## Start Dataset excerpts
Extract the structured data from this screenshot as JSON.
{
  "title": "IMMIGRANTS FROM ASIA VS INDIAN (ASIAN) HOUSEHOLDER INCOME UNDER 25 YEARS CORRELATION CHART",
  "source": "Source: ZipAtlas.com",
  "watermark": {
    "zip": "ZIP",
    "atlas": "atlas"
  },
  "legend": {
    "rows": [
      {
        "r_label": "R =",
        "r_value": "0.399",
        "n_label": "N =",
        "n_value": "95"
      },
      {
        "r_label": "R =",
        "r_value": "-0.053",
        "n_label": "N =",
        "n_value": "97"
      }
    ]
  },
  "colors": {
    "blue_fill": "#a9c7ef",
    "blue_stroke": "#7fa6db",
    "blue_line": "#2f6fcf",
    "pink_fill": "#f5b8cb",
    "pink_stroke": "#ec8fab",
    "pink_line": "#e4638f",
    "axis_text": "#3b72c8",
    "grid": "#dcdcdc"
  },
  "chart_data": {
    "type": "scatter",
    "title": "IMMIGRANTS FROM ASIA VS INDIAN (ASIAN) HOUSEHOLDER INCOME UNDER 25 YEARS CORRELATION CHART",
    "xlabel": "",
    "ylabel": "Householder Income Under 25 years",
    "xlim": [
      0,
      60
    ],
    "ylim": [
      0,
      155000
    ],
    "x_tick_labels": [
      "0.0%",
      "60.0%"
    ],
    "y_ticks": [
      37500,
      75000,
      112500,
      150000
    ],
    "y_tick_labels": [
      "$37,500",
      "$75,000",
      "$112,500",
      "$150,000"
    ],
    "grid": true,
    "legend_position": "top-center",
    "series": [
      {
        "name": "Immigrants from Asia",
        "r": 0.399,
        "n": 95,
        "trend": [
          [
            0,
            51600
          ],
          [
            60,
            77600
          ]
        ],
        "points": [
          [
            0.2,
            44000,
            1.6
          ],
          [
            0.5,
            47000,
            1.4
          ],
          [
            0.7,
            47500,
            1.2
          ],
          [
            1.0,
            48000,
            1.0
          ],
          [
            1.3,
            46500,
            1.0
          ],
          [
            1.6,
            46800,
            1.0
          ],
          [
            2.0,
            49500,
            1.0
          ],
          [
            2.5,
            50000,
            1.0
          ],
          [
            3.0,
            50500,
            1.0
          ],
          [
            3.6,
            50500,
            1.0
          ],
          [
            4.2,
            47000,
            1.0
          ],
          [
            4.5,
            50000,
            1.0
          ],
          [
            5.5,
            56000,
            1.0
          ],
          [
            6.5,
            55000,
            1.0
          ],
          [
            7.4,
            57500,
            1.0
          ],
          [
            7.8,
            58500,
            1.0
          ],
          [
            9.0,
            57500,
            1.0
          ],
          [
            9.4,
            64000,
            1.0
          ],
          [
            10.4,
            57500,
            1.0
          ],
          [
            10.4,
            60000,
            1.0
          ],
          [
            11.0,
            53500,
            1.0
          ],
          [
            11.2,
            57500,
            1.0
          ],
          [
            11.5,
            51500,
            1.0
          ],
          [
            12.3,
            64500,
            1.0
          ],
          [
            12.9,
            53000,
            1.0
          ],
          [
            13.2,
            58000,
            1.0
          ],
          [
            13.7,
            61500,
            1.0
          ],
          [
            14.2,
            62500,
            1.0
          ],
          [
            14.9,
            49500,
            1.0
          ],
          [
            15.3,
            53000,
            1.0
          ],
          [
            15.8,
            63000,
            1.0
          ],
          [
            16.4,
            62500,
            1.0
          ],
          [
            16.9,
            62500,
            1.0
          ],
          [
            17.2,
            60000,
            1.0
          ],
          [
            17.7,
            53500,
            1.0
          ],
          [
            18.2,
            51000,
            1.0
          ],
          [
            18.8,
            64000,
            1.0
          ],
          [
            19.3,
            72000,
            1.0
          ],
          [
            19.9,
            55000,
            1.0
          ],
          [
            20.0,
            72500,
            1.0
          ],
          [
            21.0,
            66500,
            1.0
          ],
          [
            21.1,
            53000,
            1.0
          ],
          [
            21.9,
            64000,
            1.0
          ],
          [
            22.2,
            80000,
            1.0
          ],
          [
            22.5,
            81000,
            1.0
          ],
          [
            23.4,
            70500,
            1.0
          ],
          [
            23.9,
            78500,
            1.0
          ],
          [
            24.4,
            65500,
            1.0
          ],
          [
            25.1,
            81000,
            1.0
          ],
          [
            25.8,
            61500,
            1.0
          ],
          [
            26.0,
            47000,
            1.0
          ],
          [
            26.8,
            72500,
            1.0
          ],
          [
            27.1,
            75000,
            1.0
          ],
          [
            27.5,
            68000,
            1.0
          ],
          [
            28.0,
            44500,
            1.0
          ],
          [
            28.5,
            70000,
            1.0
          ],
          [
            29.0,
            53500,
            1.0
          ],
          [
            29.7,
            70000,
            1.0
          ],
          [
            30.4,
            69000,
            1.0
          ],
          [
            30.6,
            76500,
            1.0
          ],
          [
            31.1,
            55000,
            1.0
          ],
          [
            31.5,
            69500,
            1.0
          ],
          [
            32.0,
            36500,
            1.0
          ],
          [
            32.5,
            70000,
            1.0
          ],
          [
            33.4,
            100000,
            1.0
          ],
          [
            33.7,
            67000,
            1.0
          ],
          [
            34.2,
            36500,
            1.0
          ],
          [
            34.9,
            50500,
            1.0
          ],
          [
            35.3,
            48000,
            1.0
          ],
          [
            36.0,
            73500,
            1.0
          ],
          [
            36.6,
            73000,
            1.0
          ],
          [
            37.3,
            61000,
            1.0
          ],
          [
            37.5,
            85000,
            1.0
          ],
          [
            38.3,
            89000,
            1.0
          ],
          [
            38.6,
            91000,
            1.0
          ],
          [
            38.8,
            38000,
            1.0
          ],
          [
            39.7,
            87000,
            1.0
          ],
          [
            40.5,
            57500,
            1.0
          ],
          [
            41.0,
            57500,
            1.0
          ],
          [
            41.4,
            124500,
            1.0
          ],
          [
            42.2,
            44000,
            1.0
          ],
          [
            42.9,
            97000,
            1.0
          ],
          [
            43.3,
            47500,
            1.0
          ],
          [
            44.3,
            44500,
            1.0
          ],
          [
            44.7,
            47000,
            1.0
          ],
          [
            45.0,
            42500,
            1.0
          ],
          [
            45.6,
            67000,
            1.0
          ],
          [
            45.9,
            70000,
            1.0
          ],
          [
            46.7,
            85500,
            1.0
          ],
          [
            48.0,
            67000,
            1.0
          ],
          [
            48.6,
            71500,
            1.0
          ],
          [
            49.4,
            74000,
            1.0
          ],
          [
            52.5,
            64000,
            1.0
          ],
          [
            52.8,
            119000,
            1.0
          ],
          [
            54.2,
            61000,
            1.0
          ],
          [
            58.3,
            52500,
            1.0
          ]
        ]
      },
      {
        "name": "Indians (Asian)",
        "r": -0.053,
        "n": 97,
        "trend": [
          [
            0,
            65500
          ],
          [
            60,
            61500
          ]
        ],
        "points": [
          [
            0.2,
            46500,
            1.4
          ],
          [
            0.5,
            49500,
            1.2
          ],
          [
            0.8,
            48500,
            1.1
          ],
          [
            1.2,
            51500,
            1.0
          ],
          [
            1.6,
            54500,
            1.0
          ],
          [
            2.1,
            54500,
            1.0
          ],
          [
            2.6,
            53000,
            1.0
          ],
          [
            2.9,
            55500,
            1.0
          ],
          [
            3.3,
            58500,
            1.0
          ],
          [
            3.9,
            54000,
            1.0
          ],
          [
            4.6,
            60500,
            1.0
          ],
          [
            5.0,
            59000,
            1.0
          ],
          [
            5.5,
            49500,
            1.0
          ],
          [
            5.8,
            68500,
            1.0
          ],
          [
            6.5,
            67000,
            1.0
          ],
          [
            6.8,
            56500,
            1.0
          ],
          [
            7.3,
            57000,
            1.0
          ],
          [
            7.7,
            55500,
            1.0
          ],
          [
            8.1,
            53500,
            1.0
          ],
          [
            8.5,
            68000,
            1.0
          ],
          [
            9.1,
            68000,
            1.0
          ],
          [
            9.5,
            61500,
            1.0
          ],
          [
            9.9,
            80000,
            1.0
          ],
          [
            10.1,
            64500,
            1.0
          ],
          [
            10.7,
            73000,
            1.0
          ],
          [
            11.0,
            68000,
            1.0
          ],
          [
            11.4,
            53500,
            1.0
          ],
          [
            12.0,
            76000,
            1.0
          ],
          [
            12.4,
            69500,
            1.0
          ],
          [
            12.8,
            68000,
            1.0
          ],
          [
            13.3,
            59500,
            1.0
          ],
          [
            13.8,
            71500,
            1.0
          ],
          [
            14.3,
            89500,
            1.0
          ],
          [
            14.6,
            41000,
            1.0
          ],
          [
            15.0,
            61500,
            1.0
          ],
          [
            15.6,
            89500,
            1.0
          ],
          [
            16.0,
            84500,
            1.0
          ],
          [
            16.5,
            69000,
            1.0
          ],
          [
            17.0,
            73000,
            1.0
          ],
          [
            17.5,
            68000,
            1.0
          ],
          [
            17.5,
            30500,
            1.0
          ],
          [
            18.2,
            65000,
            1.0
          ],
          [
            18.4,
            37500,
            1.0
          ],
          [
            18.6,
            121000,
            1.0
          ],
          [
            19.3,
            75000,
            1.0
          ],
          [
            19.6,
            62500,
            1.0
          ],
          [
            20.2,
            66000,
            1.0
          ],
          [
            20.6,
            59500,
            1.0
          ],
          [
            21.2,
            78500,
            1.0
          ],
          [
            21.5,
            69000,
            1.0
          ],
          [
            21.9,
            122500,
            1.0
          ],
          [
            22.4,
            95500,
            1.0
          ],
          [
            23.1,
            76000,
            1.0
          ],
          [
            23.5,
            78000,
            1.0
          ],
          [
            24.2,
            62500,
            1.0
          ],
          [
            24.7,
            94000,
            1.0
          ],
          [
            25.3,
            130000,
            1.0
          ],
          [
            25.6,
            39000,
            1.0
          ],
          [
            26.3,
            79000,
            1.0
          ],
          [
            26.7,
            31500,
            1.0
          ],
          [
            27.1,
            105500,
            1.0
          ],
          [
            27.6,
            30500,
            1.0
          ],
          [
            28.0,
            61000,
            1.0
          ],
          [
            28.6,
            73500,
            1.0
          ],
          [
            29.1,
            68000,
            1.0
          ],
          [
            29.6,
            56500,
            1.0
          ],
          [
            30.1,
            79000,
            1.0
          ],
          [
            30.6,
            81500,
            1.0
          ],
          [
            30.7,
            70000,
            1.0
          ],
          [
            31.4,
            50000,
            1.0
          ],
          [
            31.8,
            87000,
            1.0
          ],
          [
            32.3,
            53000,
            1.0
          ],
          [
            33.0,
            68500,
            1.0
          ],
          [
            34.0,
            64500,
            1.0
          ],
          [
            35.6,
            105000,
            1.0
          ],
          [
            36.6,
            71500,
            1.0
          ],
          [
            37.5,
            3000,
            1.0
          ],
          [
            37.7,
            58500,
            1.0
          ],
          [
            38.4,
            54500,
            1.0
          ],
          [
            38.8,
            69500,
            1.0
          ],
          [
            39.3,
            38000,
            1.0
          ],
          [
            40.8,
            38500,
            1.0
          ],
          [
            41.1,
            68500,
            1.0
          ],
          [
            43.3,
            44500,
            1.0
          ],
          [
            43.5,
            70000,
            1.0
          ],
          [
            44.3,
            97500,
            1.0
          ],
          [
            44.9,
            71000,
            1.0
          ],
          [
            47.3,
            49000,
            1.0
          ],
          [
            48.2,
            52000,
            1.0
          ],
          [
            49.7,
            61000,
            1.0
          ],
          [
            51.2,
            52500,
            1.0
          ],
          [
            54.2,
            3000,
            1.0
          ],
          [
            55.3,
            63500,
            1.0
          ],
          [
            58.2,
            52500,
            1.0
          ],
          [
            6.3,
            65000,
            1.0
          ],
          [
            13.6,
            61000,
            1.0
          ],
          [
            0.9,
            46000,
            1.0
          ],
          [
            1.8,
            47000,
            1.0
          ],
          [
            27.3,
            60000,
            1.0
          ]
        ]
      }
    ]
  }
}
## End Dataset excerpts
Your instructions
Using the listing, copy every line where the word "name" shows up.

Final result
        "name": "Immigrants from Asia",
        "name": "Indians (Asian)",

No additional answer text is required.